##### Data shown #####
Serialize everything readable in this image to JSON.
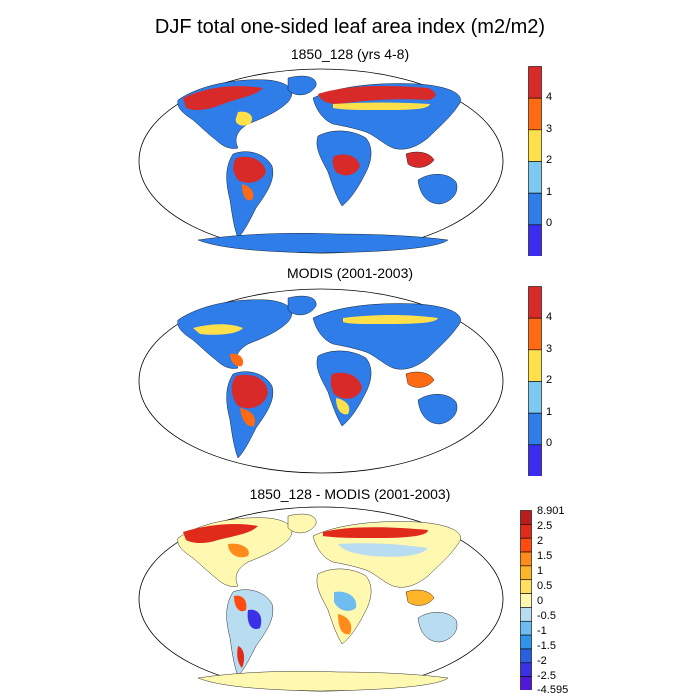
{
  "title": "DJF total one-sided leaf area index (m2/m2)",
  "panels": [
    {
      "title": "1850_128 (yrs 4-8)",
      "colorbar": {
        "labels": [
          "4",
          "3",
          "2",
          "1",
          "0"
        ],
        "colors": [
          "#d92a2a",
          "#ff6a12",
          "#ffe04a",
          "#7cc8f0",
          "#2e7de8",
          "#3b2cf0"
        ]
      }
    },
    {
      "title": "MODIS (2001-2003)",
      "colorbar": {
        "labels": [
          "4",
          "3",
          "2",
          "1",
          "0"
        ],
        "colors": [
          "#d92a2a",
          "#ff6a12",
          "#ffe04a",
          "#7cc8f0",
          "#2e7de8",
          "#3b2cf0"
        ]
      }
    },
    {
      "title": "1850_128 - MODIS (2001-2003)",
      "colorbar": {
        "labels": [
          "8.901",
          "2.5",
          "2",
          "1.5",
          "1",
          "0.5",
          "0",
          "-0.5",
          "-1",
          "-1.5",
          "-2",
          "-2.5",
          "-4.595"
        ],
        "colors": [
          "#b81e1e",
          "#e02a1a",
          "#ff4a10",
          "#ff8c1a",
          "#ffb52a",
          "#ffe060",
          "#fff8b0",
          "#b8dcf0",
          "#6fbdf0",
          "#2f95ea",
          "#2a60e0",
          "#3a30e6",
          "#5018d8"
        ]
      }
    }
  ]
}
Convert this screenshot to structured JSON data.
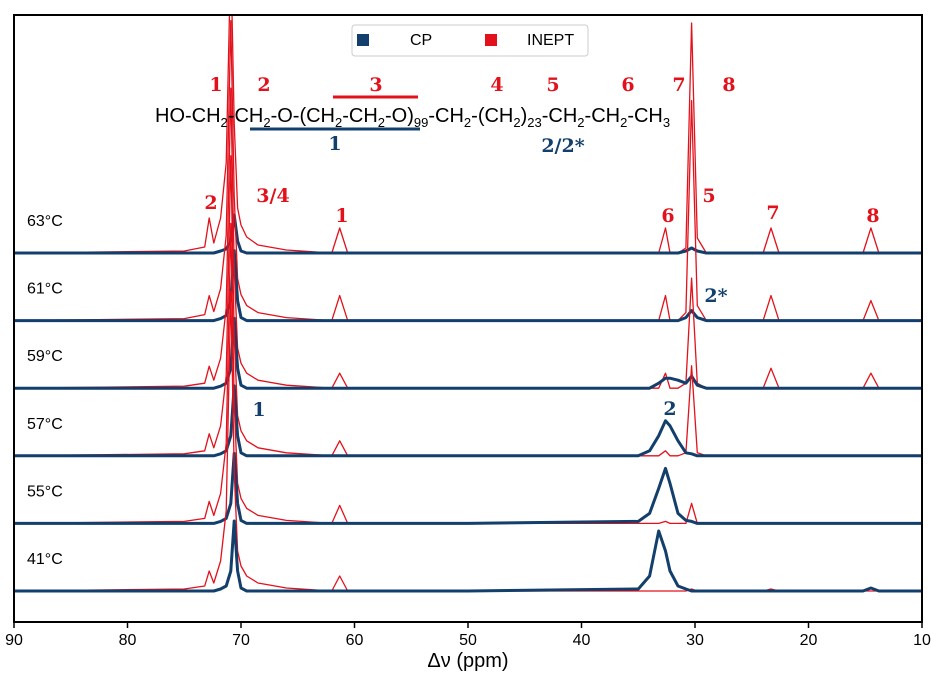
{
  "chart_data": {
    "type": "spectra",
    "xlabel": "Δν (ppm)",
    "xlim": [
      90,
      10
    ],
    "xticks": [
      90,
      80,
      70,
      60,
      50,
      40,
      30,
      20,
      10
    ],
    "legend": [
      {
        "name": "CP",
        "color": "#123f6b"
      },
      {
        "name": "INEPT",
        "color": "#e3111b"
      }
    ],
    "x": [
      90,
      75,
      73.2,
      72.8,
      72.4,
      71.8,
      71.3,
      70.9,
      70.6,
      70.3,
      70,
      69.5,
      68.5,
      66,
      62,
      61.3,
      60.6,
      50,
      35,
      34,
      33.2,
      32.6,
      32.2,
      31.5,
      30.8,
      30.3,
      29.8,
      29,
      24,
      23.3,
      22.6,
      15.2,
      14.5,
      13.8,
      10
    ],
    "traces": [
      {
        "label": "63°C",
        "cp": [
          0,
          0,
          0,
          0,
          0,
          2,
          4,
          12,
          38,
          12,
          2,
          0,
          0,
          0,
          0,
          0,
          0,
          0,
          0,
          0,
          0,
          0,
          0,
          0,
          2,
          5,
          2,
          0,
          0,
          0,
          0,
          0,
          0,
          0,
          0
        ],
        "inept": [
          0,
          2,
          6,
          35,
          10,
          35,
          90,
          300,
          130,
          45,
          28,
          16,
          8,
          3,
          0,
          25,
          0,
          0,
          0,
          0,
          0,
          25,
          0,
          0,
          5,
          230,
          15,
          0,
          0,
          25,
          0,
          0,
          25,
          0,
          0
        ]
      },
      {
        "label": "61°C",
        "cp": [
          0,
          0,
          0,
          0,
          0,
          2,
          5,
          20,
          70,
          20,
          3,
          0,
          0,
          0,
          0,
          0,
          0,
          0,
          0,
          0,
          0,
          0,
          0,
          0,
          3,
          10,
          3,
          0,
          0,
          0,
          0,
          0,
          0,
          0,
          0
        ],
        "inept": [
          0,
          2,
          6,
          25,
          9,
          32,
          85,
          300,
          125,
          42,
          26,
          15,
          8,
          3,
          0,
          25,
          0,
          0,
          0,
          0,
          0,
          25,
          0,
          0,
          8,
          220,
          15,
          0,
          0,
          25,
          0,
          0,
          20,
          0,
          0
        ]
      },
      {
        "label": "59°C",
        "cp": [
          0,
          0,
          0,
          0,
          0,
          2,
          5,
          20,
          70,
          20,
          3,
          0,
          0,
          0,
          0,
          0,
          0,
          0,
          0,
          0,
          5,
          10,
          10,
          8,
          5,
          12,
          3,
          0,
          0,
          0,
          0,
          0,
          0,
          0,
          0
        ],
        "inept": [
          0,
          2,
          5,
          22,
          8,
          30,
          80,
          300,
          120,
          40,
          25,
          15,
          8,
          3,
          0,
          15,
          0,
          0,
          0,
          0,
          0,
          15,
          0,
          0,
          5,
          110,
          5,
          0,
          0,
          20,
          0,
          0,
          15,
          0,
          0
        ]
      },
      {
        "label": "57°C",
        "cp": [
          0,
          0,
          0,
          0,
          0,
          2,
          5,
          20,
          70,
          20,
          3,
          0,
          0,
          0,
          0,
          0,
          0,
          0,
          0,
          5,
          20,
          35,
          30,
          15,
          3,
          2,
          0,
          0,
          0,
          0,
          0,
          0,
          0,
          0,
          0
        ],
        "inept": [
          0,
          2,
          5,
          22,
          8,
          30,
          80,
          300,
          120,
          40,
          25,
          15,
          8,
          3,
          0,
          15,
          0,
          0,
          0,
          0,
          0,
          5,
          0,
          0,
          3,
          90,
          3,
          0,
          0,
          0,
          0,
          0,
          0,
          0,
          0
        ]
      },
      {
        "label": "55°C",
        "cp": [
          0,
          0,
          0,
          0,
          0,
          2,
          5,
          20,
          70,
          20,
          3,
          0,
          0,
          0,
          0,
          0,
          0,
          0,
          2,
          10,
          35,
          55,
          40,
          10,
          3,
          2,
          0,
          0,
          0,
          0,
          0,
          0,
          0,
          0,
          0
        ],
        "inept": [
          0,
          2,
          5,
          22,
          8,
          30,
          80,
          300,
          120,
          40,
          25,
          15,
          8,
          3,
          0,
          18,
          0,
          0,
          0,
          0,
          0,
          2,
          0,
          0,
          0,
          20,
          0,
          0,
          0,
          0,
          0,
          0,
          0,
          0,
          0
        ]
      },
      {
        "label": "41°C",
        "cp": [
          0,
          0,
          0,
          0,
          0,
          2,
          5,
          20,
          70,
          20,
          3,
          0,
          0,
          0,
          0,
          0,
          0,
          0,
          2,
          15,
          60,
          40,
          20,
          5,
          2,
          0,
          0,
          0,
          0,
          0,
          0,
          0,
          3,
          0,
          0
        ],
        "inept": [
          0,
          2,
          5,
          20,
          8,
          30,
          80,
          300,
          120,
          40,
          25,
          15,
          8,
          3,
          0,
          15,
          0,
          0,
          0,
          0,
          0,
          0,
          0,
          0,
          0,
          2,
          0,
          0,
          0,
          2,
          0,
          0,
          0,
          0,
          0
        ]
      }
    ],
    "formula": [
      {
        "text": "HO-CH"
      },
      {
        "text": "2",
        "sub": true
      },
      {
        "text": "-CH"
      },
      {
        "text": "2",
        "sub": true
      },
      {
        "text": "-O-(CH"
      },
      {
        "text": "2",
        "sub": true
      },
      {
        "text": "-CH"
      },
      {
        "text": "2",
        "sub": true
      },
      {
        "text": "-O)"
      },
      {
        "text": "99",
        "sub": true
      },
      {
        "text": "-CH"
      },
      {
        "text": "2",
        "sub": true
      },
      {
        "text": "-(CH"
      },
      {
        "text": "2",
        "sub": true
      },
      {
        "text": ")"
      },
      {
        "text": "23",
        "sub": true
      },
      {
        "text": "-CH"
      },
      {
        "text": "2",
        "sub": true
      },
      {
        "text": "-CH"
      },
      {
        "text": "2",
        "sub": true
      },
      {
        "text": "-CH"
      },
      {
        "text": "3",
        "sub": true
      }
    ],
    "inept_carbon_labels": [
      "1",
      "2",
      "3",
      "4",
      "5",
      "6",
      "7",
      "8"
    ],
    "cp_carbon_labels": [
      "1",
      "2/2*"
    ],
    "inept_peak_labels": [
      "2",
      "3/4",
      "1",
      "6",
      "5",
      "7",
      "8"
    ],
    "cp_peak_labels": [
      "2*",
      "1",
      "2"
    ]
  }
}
#####
##### Data shown #####
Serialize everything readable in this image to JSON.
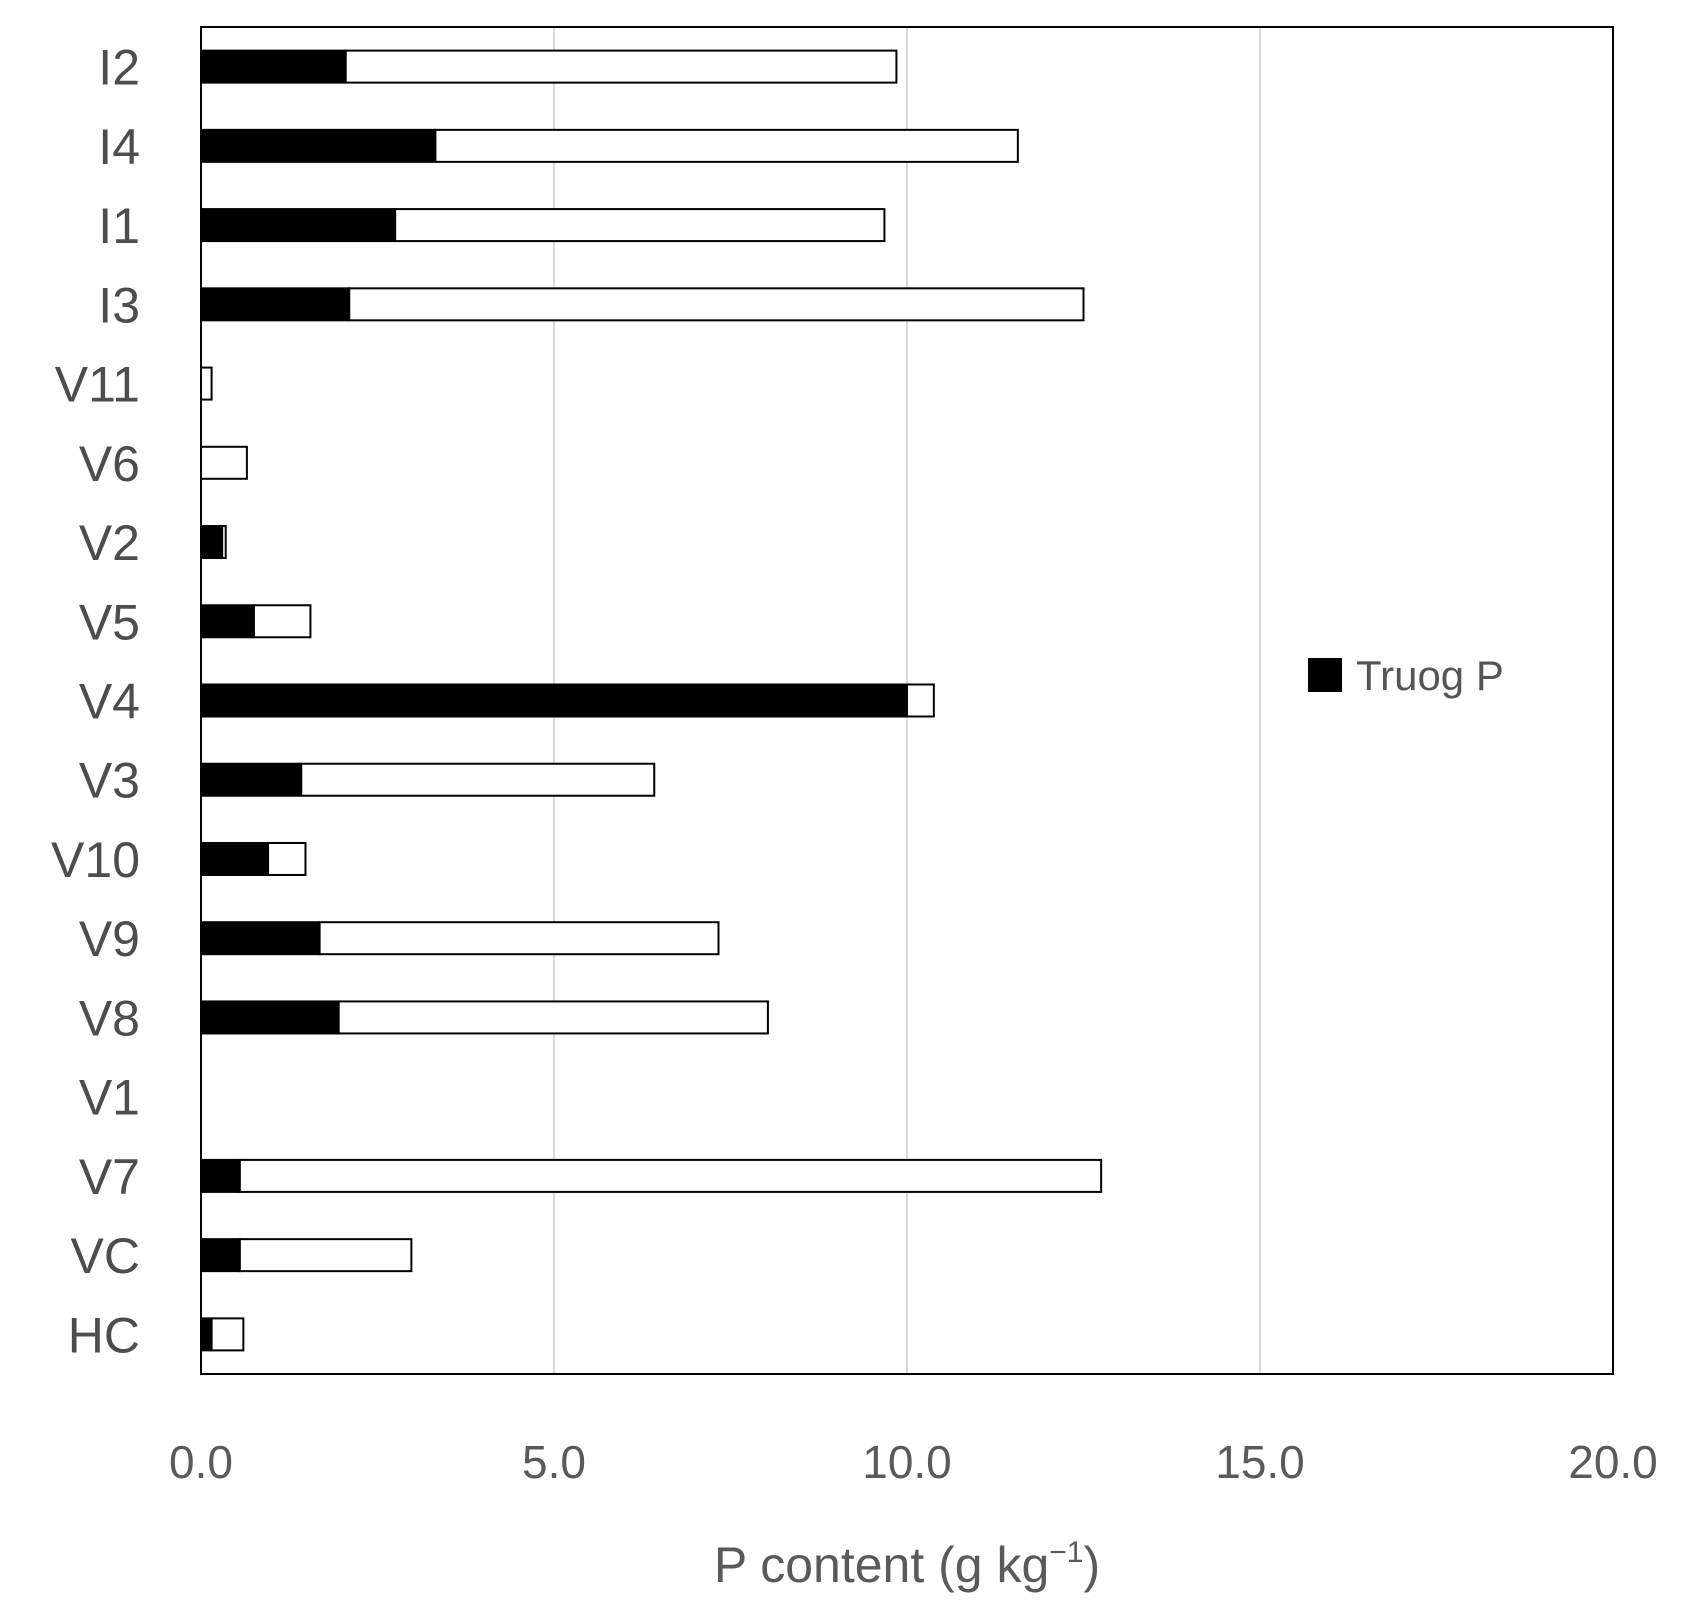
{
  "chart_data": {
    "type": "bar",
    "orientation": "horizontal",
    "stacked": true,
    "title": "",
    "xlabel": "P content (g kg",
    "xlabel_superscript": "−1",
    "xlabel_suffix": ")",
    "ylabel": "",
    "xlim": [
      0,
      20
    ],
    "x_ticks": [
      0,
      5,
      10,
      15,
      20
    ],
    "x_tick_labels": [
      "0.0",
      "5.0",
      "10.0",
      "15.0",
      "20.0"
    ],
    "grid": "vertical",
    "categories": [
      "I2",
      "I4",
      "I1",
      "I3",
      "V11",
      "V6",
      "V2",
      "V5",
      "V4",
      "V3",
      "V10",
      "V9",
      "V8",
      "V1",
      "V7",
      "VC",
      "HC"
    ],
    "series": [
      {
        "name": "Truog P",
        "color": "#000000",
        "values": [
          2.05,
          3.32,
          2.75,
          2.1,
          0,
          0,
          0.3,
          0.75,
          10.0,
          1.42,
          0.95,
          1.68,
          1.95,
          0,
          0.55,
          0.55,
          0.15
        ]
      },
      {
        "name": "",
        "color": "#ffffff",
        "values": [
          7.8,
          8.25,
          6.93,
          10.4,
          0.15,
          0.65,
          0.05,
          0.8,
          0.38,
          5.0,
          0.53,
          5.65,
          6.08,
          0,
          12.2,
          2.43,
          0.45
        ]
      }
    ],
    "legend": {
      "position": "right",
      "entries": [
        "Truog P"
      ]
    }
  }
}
#####
##### Data shown #####
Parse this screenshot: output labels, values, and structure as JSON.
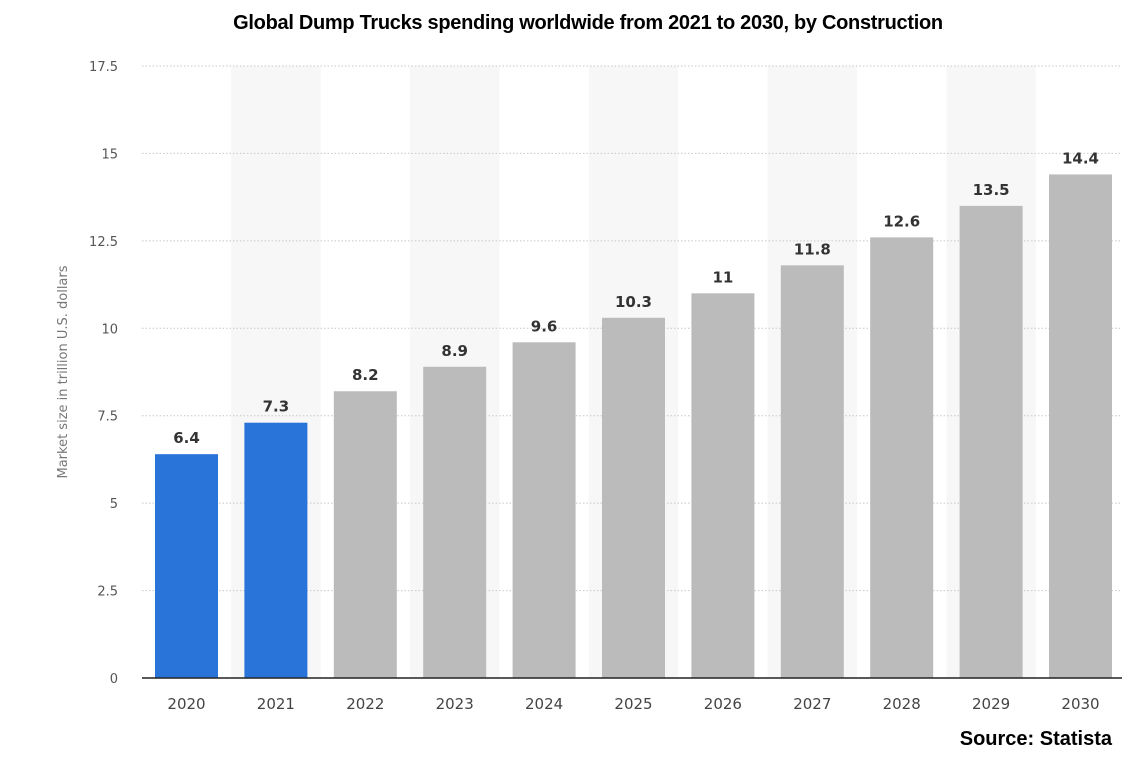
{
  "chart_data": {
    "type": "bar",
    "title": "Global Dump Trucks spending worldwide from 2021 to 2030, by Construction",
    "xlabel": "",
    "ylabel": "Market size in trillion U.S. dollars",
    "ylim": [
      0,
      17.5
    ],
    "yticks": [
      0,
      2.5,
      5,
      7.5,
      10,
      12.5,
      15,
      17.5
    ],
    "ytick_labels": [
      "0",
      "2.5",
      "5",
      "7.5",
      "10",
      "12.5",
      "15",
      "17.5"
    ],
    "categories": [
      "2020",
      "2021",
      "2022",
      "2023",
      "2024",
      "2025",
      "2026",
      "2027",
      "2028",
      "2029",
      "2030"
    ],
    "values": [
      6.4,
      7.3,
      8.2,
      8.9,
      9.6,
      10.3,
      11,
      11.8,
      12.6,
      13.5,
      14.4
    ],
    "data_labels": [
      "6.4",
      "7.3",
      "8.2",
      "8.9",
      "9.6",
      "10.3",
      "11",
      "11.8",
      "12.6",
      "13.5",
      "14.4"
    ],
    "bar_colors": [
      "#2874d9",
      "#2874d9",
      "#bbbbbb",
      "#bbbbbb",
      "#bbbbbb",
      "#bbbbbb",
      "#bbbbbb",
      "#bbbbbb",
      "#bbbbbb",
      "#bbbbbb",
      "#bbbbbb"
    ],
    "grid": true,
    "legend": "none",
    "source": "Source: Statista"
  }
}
#####
What you are asked to do: Going through the lines above one by one, tally those with the word "values" and give only the total.

Written solution: 4